# WORK REQUIRED
Images must not appear in your copy; reproduce every other part of the records exactly.

# Collected data
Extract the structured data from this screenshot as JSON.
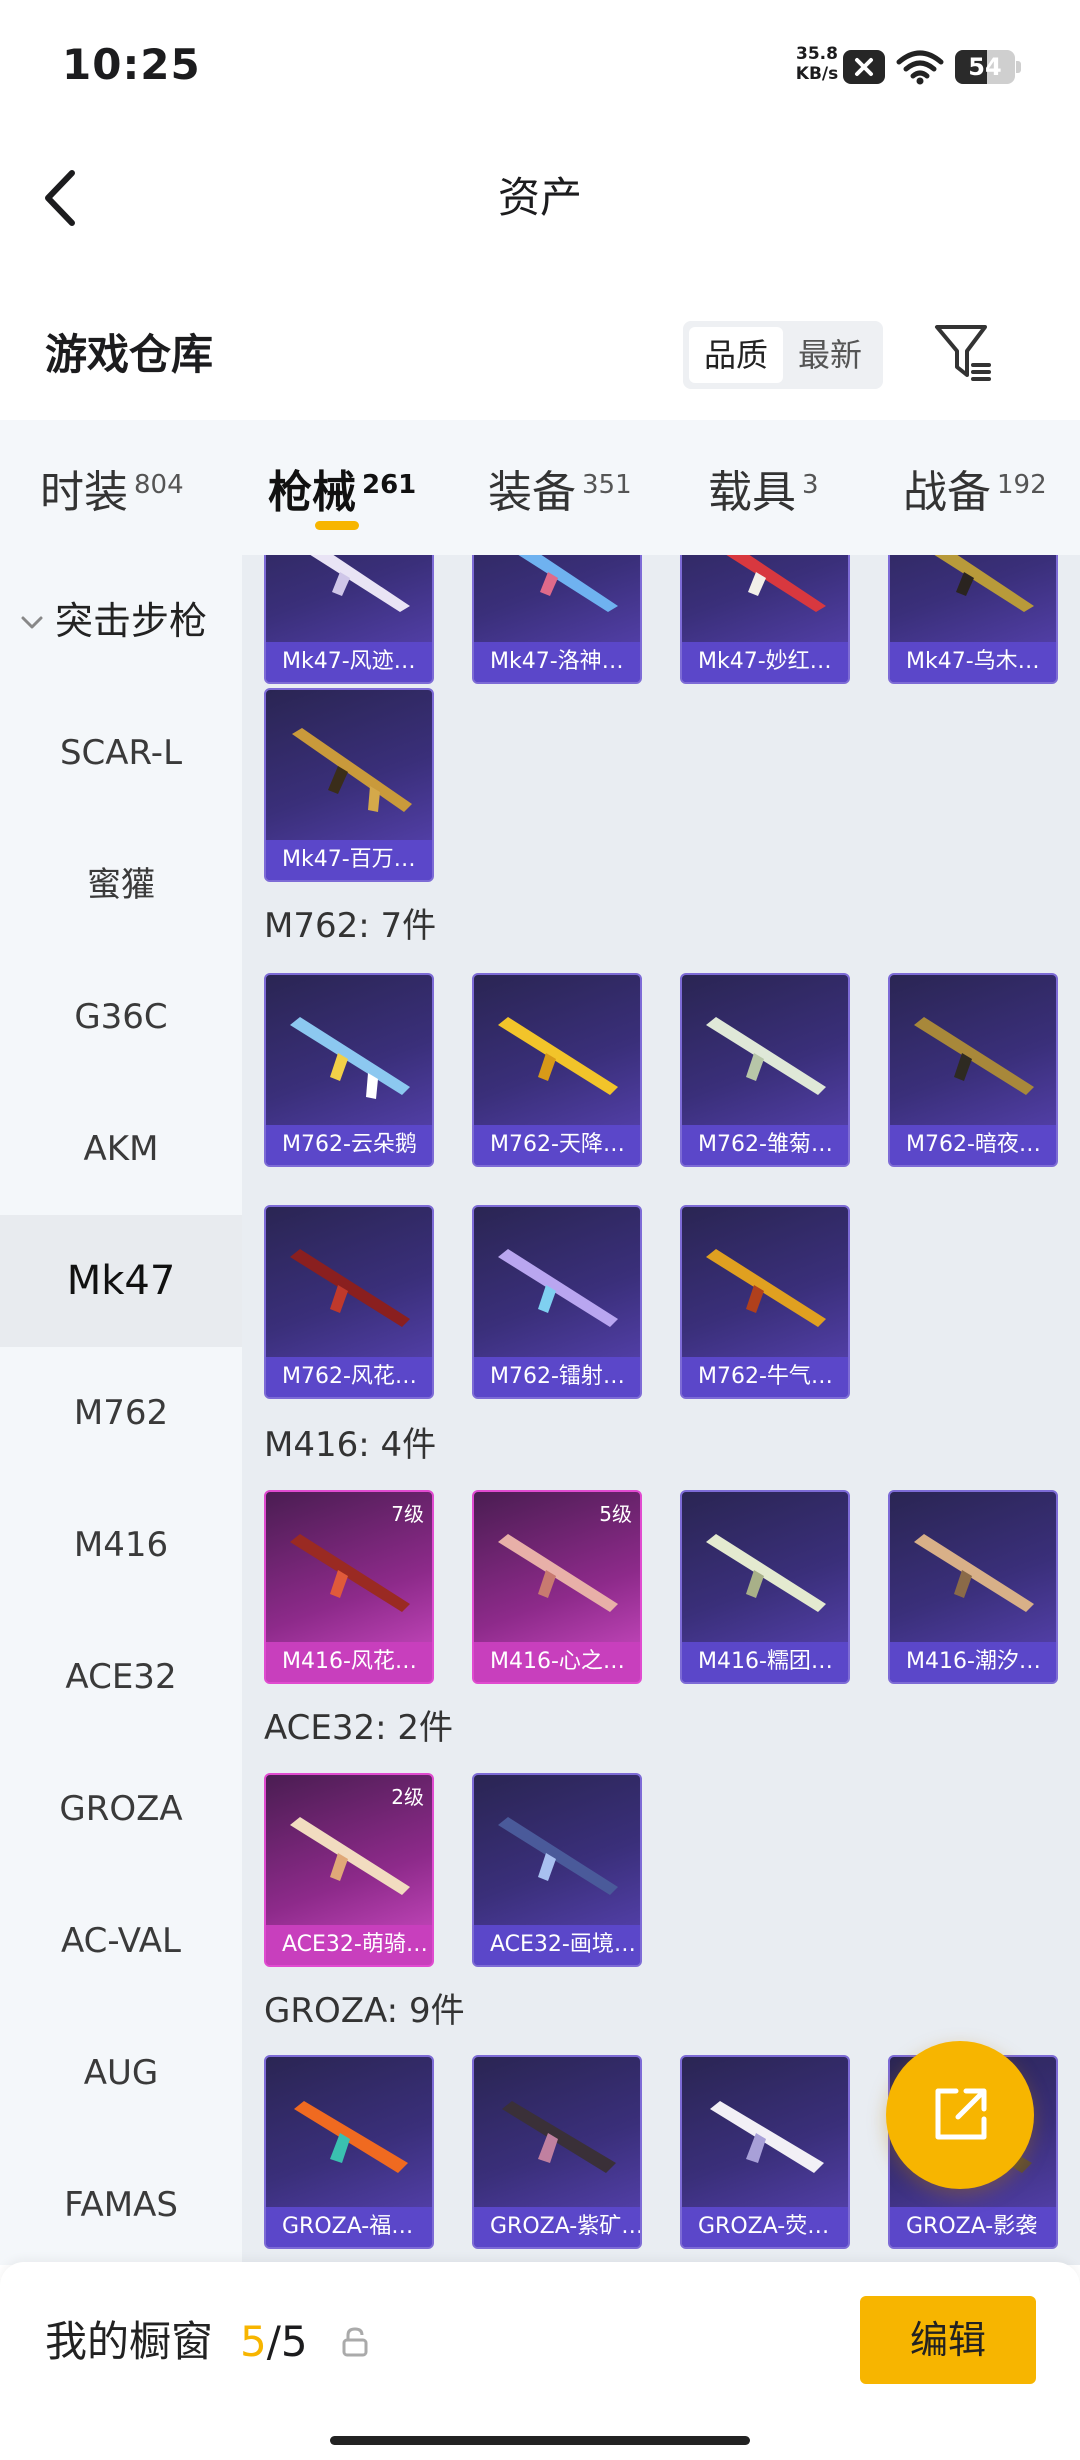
{
  "status_bar": {
    "time": "10:25",
    "net_speed_value": "35.8",
    "net_speed_unit": "KB/s",
    "battery": "54",
    "battery_level": 0.54
  },
  "nav": {
    "title": "资产"
  },
  "warehouse": {
    "title": "游戏仓库",
    "sort_options": [
      "品质",
      "最新"
    ],
    "sort_selected": "品质"
  },
  "tabs": [
    {
      "label": "时装",
      "count": "804"
    },
    {
      "label": "枪械",
      "count": "261",
      "active": true
    },
    {
      "label": "装备",
      "count": "351"
    },
    {
      "label": "载具",
      "count": "3"
    },
    {
      "label": "战备",
      "count": "192"
    }
  ],
  "side_nav": {
    "group_label": "突击步枪",
    "items": [
      "SCAR-L",
      "蜜獾",
      "G36C",
      "AKM",
      "Mk47",
      "M762",
      "M416",
      "ACE32",
      "GROZA",
      "AC-VAL",
      "AUG",
      "FAMAS"
    ],
    "active": "Mk47"
  },
  "sections": [
    {
      "heading": "",
      "items": [
        {
          "label": "Mk47-风迹…"
        },
        {
          "label": "Mk47-洛神…"
        },
        {
          "label": "Mk47-妙红…"
        },
        {
          "label": "Mk47-乌木…"
        },
        {
          "label": "Mk47-百万…"
        }
      ]
    },
    {
      "heading": "M762: 7件",
      "items": [
        {
          "label": "M762-云朵鹅"
        },
        {
          "label": "M762-天降…"
        },
        {
          "label": "M762-雏菊…"
        },
        {
          "label": "M762-暗夜…"
        },
        {
          "label": "M762-风花…"
        },
        {
          "label": "M762-镭射…"
        },
        {
          "label": "M762-牛气…"
        }
      ]
    },
    {
      "heading": "M416: 4件",
      "items": [
        {
          "label": "M416-风花…",
          "level": "7级"
        },
        {
          "label": "M416-心之…",
          "level": "5级"
        },
        {
          "label": "M416-糯团…"
        },
        {
          "label": "M416-潮汐…"
        }
      ]
    },
    {
      "heading": "ACE32: 2件",
      "items": [
        {
          "label": "ACE32-萌骑…",
          "level": "2级"
        },
        {
          "label": "ACE32-画境…"
        }
      ]
    },
    {
      "heading": "GROZA: 9件",
      "items": [
        {
          "label": "GROZA-福…"
        },
        {
          "label": "GROZA-紫矿…"
        },
        {
          "label": "GROZA-荧…"
        },
        {
          "label": "GROZA-影袭"
        }
      ]
    }
  ],
  "bottom_bar": {
    "showcase_label": "我的橱窗",
    "showcase_current": "5",
    "showcase_sep": "/",
    "showcase_total": "5",
    "edit_label": "编辑"
  },
  "colors": {
    "accent": "#f7b500",
    "card_purple": "#5b47c9",
    "card_pink": "#c83fbd"
  },
  "icons": [
    "back-chevron-icon",
    "filter-icon",
    "chevron-down-icon",
    "share-icon",
    "lock-icon",
    "wifi-icon",
    "battery-icon"
  ]
}
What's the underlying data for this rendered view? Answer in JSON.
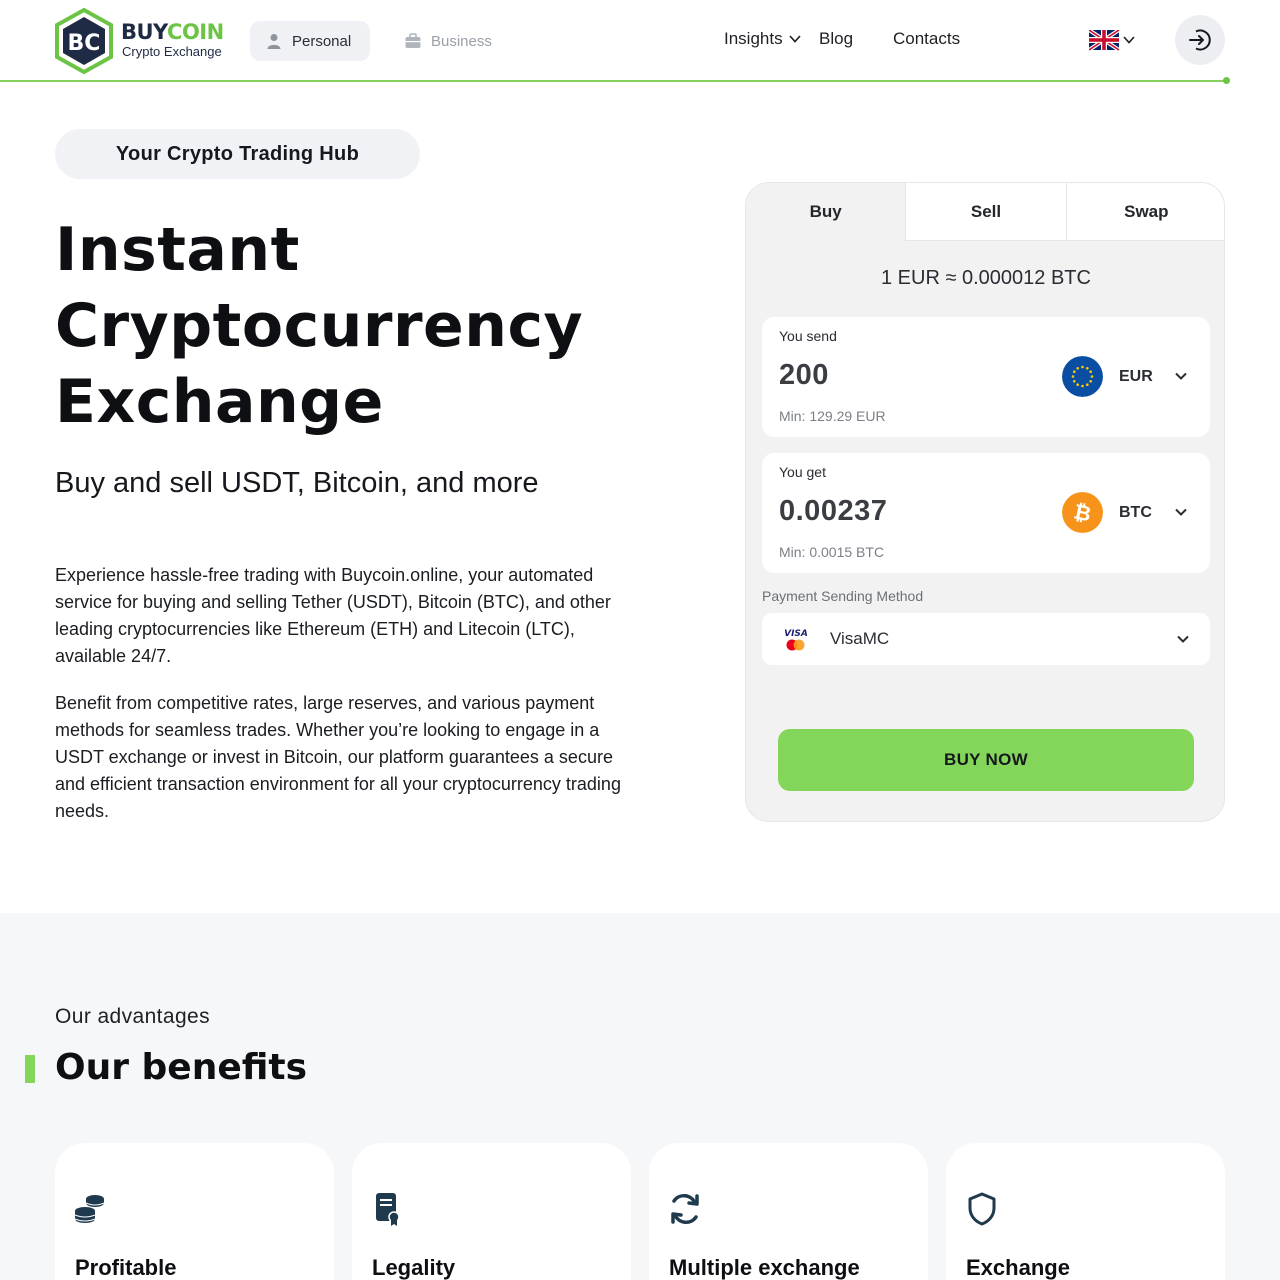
{
  "header": {
    "logo_word_buy": "BUY",
    "logo_word_coin": "COIN",
    "logo_sub": "Crypto Exchange",
    "segments": {
      "personal": "Personal",
      "business": "Business"
    },
    "nav": {
      "insights": "Insights",
      "blog": "Blog",
      "contacts": "Contacts"
    },
    "language_icon": "uk-flag-icon",
    "login_icon": "login-icon"
  },
  "hero": {
    "pill": "Your Crypto Trading Hub",
    "title_line1": "Instant",
    "title_line2": "Cryptocurrency",
    "title_line3": "Exchange",
    "subtitle": "Buy and sell USDT, Bitcoin, and more",
    "paragraph1": "Experience hassle-free trading with Buycoin.online, your automated service for buying and selling Tether (USDT), Bitcoin (BTC), and other leading cryptocurrencies like Ethereum (ETH) and Litecoin (LTC), available 24/7.",
    "paragraph2": "Benefit from competitive rates, large reserves, and various payment methods for seamless trades. Whether you’re looking to engage in a USDT exchange or invest in Bitcoin, our platform guarantees a secure and efficient transaction environment for all your cryptocurrency trading needs."
  },
  "exchange": {
    "tabs": [
      "Buy",
      "Sell",
      "Swap"
    ],
    "active_tab": "Buy",
    "rate": "1 EUR ≈ 0.000012 BTC",
    "send": {
      "label": "You send",
      "amount": "200",
      "currency": "EUR",
      "min": "Min: 129.29 EUR",
      "icon": "eu-flag-icon"
    },
    "get": {
      "label": "You get",
      "amount": "0.00237",
      "currency": "BTC",
      "min": "Min: 0.0015 BTC",
      "icon": "bitcoin-icon"
    },
    "payment_label": "Payment Sending Method",
    "payment_method": "VisaMC",
    "buy_button": "BUY NOW"
  },
  "benefits": {
    "eyebrow": "Our advantages",
    "title": "Our benefits",
    "cards": [
      {
        "title": "Profitable",
        "icon": "coins-stack-icon"
      },
      {
        "title": "Legality",
        "icon": "certificate-icon"
      },
      {
        "title": "Multiple exchange",
        "icon": "refresh-icon"
      },
      {
        "title": "Exchange",
        "icon": "shield-icon"
      }
    ]
  },
  "colors": {
    "accent_green": "#84d65a",
    "logo_navy": "#1f2a44",
    "btc_orange": "#f7931a",
    "eur_blue": "#0a4ea3"
  }
}
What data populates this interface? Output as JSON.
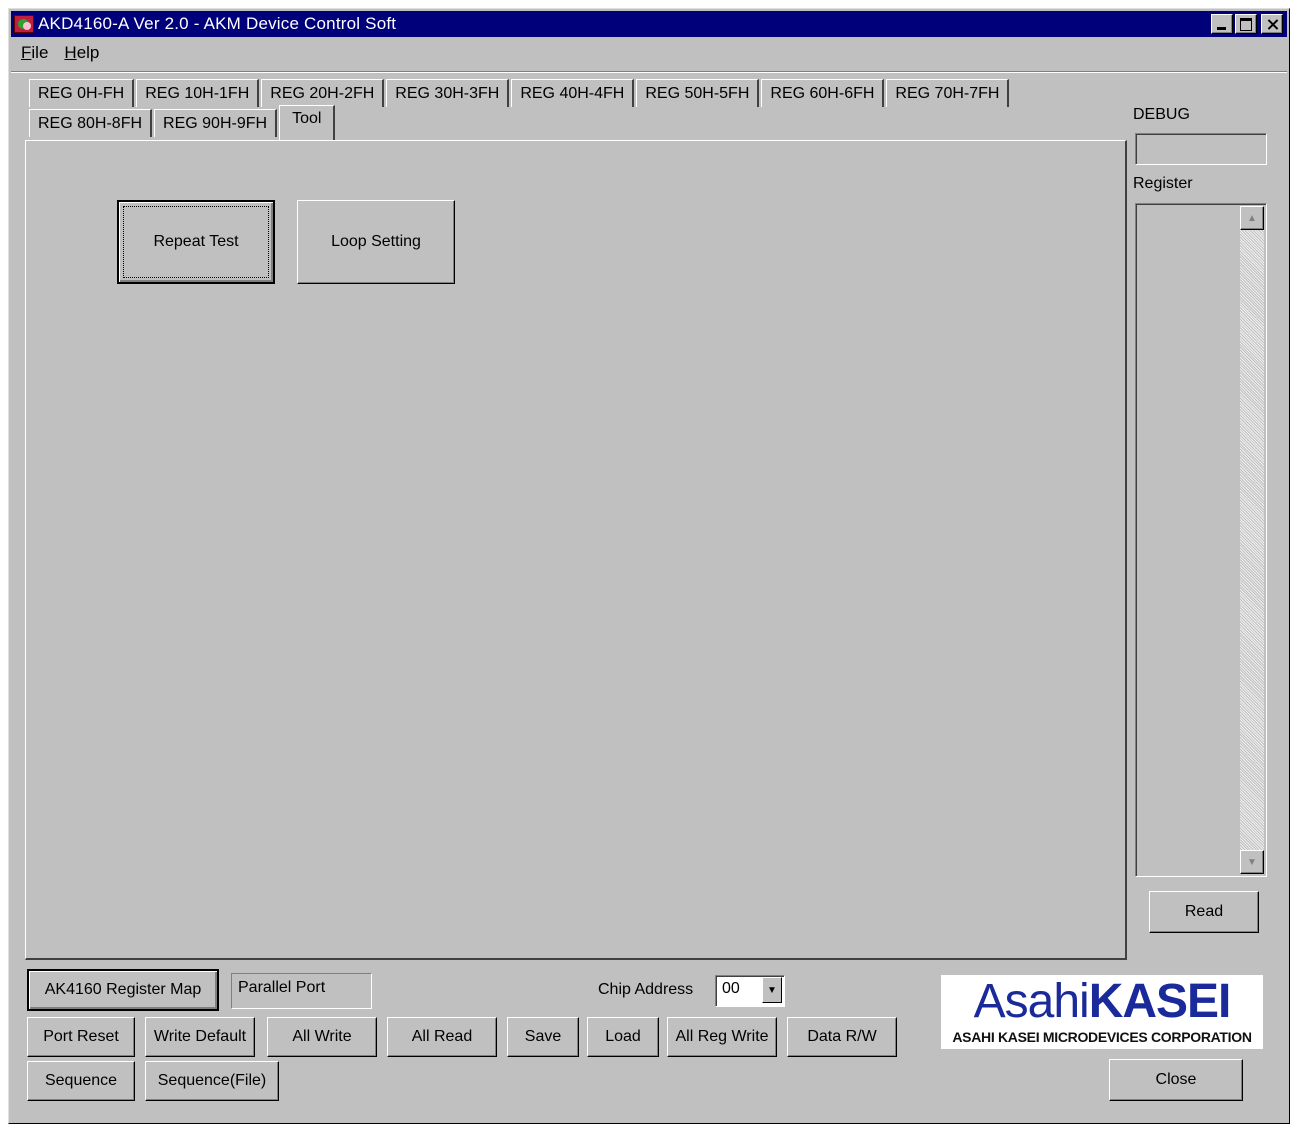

# CORRECT RESULT
Extract the structured data from this screenshot as JSON.
{
  "status_bar": {
    "time": "10:25",
    "net_speed_value": "35.8",
    "net_speed_unit": "KB/s",
    "battery": "54",
    "battery_level": 0.54
  },
  "nav": {
    "title": "资产"
  },
  "warehouse": {
    "title": "游戏仓库",
    "sort_options": [
      "品质",
      "最新"
    ],
    "sort_selected": "品质"
  },
  "tabs": [
    {
      "label": "时装",
      "count": "804"
    },
    {
      "label": "枪械",
      "count": "261",
      "active": true
    },
    {
      "label": "装备",
      "count": "351"
    },
    {
      "label": "载具",
      "count": "3"
    },
    {
      "label": "战备",
      "count": "192"
    }
  ],
  "side_nav": {
    "group_label": "突击步枪",
    "items": [
      "SCAR-L",
      "蜜獾",
      "G36C",
      "AKM",
      "Mk47",
      "M762",
      "M416",
      "ACE32",
      "GROZA",
      "AC-VAL",
      "AUG",
      "FAMAS"
    ],
    "active": "Mk47"
  },
  "sections": [
    {
      "heading": "",
      "items": [
        {
          "label": "Mk47-风迹…"
        },
        {
          "label": "Mk47-洛神…"
        },
        {
          "label": "Mk47-妙红…"
        },
        {
          "label": "Mk47-乌木…"
        },
        {
          "label": "Mk47-百万…"
        }
      ]
    },
    {
      "heading": "M762: 7件",
      "items": [
        {
          "label": "M762-云朵鹅"
        },
        {
          "label": "M762-天降…"
        },
        {
          "label": "M762-雏菊…"
        },
        {
          "label": "M762-暗夜…"
        },
        {
          "label": "M762-风花…"
        },
        {
          "label": "M762-镭射…"
        },
        {
          "label": "M762-牛气…"
        }
      ]
    },
    {
      "heading": "M416: 4件",
      "items": [
        {
          "label": "M416-风花…",
          "level": "7级"
        },
        {
          "label": "M416-心之…",
          "level": "5级"
        },
        {
          "label": "M416-糯团…"
        },
        {
          "label": "M416-潮汐…"
        }
      ]
    },
    {
      "heading": "ACE32: 2件",
      "items": [
        {
          "label": "ACE32-萌骑…",
          "level": "2级"
        },
        {
          "label": "ACE32-画境…"
        }
      ]
    },
    {
      "heading": "GROZA: 9件",
      "items": [
        {
          "label": "GROZA-福…"
        },
        {
          "label": "GROZA-紫矿…"
        },
        {
          "label": "GROZA-荧…"
        },
        {
          "label": "GROZA-影袭"
        }
      ]
    }
  ],
  "bottom_bar": {
    "showcase_label": "我的橱窗",
    "showcase_current": "5",
    "showcase_sep": "/",
    "showcase_total": "5",
    "edit_label": "编辑"
  },
  "colors": {
    "accent": "#f7b500",
    "card_purple": "#5b47c9",
    "card_pink": "#c83fbd"
  },
  "icons": [
    "back-chevron-icon",
    "filter-icon",
    "chevron-down-icon",
    "share-icon",
    "lock-icon",
    "wifi-icon",
    "battery-icon"
  ]
}
What's the underlying data for this rendered view? Answer in JSON.
{
  "header": {
    "logo_word_buy": "BUY",
    "logo_word_coin": "COIN",
    "logo_sub": "Crypto Exchange",
    "segments": {
      "personal": "Personal",
      "business": "Business"
    },
    "nav": {
      "insights": "Insights",
      "blog": "Blog",
      "contacts": "Contacts"
    },
    "language_icon": "uk-flag-icon",
    "login_icon": "login-icon"
  },
  "hero": {
    "pill": "Your Crypto Trading Hub",
    "title_line1": "Instant",
    "title_line2": "Cryptocurrency",
    "title_line3": "Exchange",
    "subtitle": "Buy and sell USDT, Bitcoin, and more",
    "paragraph1": "Experience hassle-free trading with Buycoin.online, your automated service for buying and selling Tether (USDT), Bitcoin (BTC), and other leading cryptocurrencies like Ethereum (ETH) and Litecoin (LTC), available 24/7.",
    "paragraph2": "Benefit from competitive rates, large reserves, and various payment methods for seamless trades. Whether you’re looking to engage in a USDT exchange or invest in Bitcoin, our platform guarantees a secure and efficient transaction environment for all your cryptocurrency trading needs."
  },
  "exchange": {
    "tabs": [
      "Buy",
      "Sell",
      "Swap"
    ],
    "active_tab": "Buy",
    "rate": "1 EUR ≈ 0.000012 BTC",
    "send": {
      "label": "You send",
      "amount": "200",
      "currency": "EUR",
      "min": "Min: 129.29 EUR",
      "icon": "eu-flag-icon"
    },
    "get": {
      "label": "You get",
      "amount": "0.00237",
      "currency": "BTC",
      "min": "Min: 0.0015 BTC",
      "icon": "bitcoin-icon"
    },
    "payment_label": "Payment Sending Method",
    "payment_method": "VisaMC",
    "buy_button": "BUY NOW"
  },
  "benefits": {
    "eyebrow": "Our advantages",
    "title": "Our benefits",
    "cards": [
      {
        "title": "Profitable",
        "icon": "coins-stack-icon"
      },
      {
        "title": "Legality",
        "icon": "certificate-icon"
      },
      {
        "title": "Multiple exchange",
        "icon": "refresh-icon"
      },
      {
        "title": "Exchange",
        "icon": "shield-icon"
      }
    ]
  },
  "colors": {
    "accent_green": "#84d65a",
    "logo_navy": "#1f2a44",
    "btc_orange": "#f7931a",
    "eur_blue": "#0a4ea3"
  }
}
What data populates this interface? Output as JSON.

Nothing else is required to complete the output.